* _Prompt 1_
In the passage on the great dining room, what kind of ornamental motifs on the executed ceiling are compared to those of the Admiralty Screen at Whitehall?
* _Prompt 2_
Quote the passage on the great dining room word for word, everything from "The combination of" down to "learnt in Italy.".

* _Passage shown_
>>>>>

We can see from the plan of the house (drawing 1) that the great dining room (converted into the saloon in 1797) is located on the ground floor at the centre of the south front. The executed ceiling in this room is centred on an irregular octagonal panel with a boarder of sea-horses, and ornamented with nautical motifs similar to the Admiralty Screen at Whitehall. There is no extant drawing for the executed ceiling design but its general outlines are shown in pencil, annotated by Adam, onto the relevant room of Leadbetter's survey plan (drawing 1).

It is not known if the arabesque and grotesque decorations, shown on these wall elevations were executed. Bolton and Stillman believed that work in the great dining room was most likely halted by Boscawen's death in 1761. There are, however, extant pencil lines beneath the wall silk which according to Stillman is evidence of preparation for the execution of Adam's designs. According to Harris the stucco decorations, appropriate for a dining room, were executed and then removed by Bonomi in 1797 when the room was transformed into a drawing room and hung with silk.

The combination of stucco work panels and ruinscapes - based on Adam's sketches from Italy - is an interesting one, and one reused by Adam at Bowood and Osterley. Their use alongside a modilioned cornice and door cornices on brackets is, according to Stillman, an early synthesis of Adam's old style from the Edinburgh office and all he had learnt in Italy.

<<<<<

* _Information supplied_

>>>>>

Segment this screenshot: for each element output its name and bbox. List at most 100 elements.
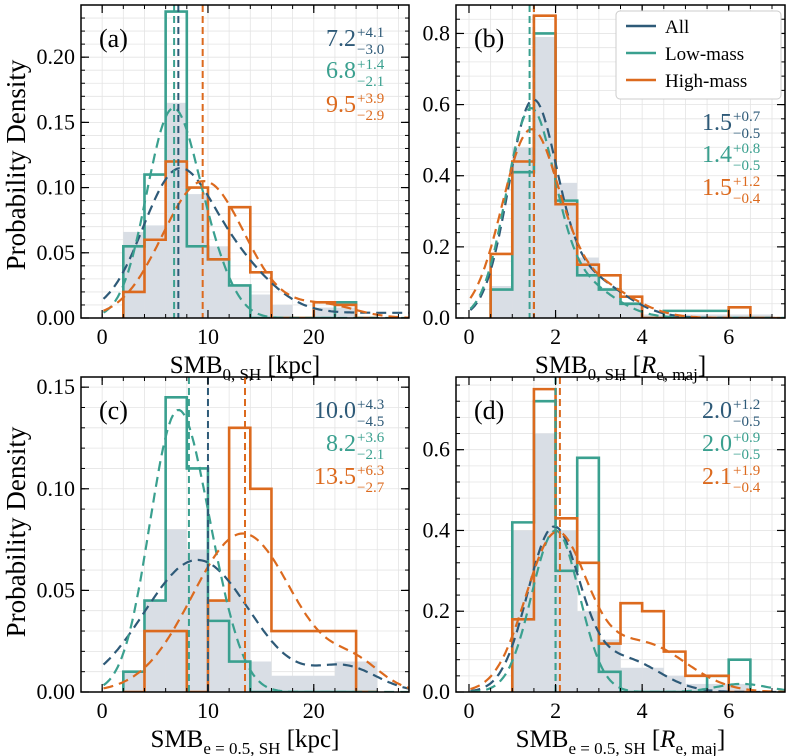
histogram-bar-all — [186, 194, 208, 318]
y-tick-label: 0.8 — [423, 20, 451, 45]
annotation-plus-error: +1.2 — [733, 397, 760, 413]
histogram-bar-all — [533, 37, 556, 318]
panels: 0 10 200.000.050.100.150.20(a)SMB0, SH [kp… — [37, 4, 786, 756]
y-tick-label: 0.4 — [423, 163, 451, 188]
y-tick-label: 0.00 — [37, 305, 76, 330]
kde-curve-low-mass — [102, 408, 409, 692]
histogram-bar-all — [750, 314, 773, 318]
legend: All Low-mass High-mass — [615, 10, 782, 100]
x-tick-label: 20 — [303, 324, 325, 349]
y-tick-label: 0.20 — [37, 44, 76, 69]
annotation-value: 6.8 — [326, 58, 356, 84]
axes-frame — [80, 376, 410, 693]
histogram-bar-all — [250, 661, 272, 692]
y-axis-label-bottom: Probability Density — [1, 426, 31, 637]
plot-area — [470, 377, 785, 692]
x-tick-label: 4 — [637, 698, 648, 723]
annotation-minus-error: −4.5 — [357, 414, 384, 430]
annotation-minus-error: −0.5 — [733, 126, 760, 142]
x-tick-label: 0 — [463, 324, 474, 349]
annotation-value: 1.5 — [702, 110, 732, 136]
annotation-plus-error: +4.1 — [357, 25, 384, 41]
kde-curve-all — [102, 558, 409, 690]
y-tick-label: 0.15 — [37, 374, 76, 399]
kde-curve-all — [102, 167, 409, 314]
histogram-bar-all — [555, 530, 578, 692]
y-tick-label: 0.2 — [423, 234, 451, 259]
y-tick-label: 0.05 — [37, 240, 76, 265]
histogram-bar-all — [707, 683, 729, 692]
histogram-bar-all — [186, 549, 208, 692]
histogram-bar-all — [577, 257, 599, 318]
kde-curve-high-mass — [470, 530, 785, 692]
y-tick-label: 0.0 — [423, 679, 451, 704]
annotation-plus-error: +4.3 — [357, 397, 384, 413]
histogram-step-high-mass — [123, 426, 378, 692]
annotation-minus-error: −0.5 — [733, 158, 760, 174]
annotation-plus-error: +3.6 — [357, 430, 385, 446]
histogram-bar-all — [144, 600, 166, 692]
x-tick-label: 2 — [550, 324, 561, 349]
annotation-value: 9.5 — [326, 92, 356, 118]
annotation-minus-error: −0.4 — [733, 191, 761, 207]
histogram-bar-all — [642, 314, 664, 318]
y-tick-label: 0.05 — [37, 577, 76, 602]
annotation-plus-error: +3.9 — [357, 91, 384, 107]
panel-3: 0 2 4 6 0.0 0.2 0.4 0.6 (d) SMBe = 0.5, SH [Re, m… — [423, 376, 786, 756]
histogram-bar-all — [207, 600, 230, 692]
histogram-bar-all — [165, 529, 187, 692]
kde-curve-all — [470, 525, 785, 692]
panel-label: (b) — [474, 24, 504, 53]
annotation-plus-error: +1.4 — [357, 57, 385, 73]
histogram-bar-all — [728, 314, 751, 318]
annotation-value: 8.2 — [326, 431, 356, 457]
legend-label: All — [665, 17, 689, 38]
y-tick-label: 0.00 — [37, 679, 76, 704]
kde-curve-high-mass — [103, 532, 409, 690]
histogram-bar-all — [533, 433, 556, 692]
y-tick-label: 0.2 — [423, 598, 451, 623]
annotation-value: 13.5 — [314, 464, 356, 490]
histogram-step-high-mass — [510, 387, 751, 692]
histogram-bar-all — [620, 301, 643, 318]
annotation-plus-error: +6.3 — [357, 463, 384, 479]
annotation-minus-error: −3.0 — [357, 42, 384, 58]
x-tick-label: 0 — [463, 698, 474, 723]
y-tick-label: 0.6 — [423, 437, 451, 462]
x-tick-label: 0 — [97, 698, 108, 723]
annotation-minus-error: −2.9 — [357, 108, 384, 124]
annotation-value: 2.0 — [702, 431, 732, 457]
y-tick-label: 0.10 — [37, 476, 76, 501]
kde-curve-high-mass — [103, 179, 409, 318]
kde-curve-low-mass — [102, 106, 409, 318]
panel-label: (d) — [474, 396, 504, 425]
annotation-value: 2.1 — [702, 464, 732, 490]
y-tick-label: 0.0 — [423, 305, 451, 330]
legend-label: High-mass — [665, 71, 747, 92]
x-tick-label: 10 — [197, 324, 219, 349]
x-tick-label: 20 — [303, 698, 325, 723]
y-axis-label-top: Probability Density — [1, 59, 31, 270]
histogram-bar-all — [271, 675, 293, 692]
annotation-plus-error: +1.9 — [733, 463, 760, 479]
x-axis-label: SMBe = 0.5, SH [kpc] — [151, 726, 340, 756]
histogram-bar-all — [490, 285, 513, 318]
legend-label: Low-mass — [665, 44, 744, 65]
x-axis-label: SMB0, SH [kpc] — [170, 352, 321, 384]
panel-2: 0 10 20 0.00 0.05 0.10 0.15 (c) SMBe = 0.5, SH [… — [37, 374, 410, 756]
histogram-bar-all — [207, 246, 230, 318]
histogram-bar-all — [292, 675, 314, 692]
annotation-value: 1.5 — [702, 175, 732, 201]
annotation-value: 2.0 — [702, 398, 732, 424]
histogram-bar-all — [271, 304, 293, 318]
annotation-plus-error: +0.9 — [733, 430, 760, 446]
x-tick-label: 6 — [723, 698, 734, 723]
plot-area — [469, 5, 785, 318]
histogram-bar-all — [663, 675, 686, 692]
annotation-plus-error: +0.7 — [733, 109, 761, 125]
y-tick-label: 0.4 — [423, 517, 451, 542]
annotation-minus-error: −0.5 — [733, 414, 760, 430]
histogram-bar-all — [620, 667, 643, 692]
x-tick-label: 10 — [197, 698, 219, 723]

<<<<<

* _Solution 1_
Nautical motifs.

* _Solution 2_
The combination of stucco work panels and ruinscapes - based on Adam's sketches from Italy - is an interesting one, and one reused by Adam at Bowood and Osterley. Their use alongside a modilioned cornice and door cornices on brackets is, according to Stillman, an early synthesis of Adam's old style from the Edinburgh office and all he had learnt in Italy.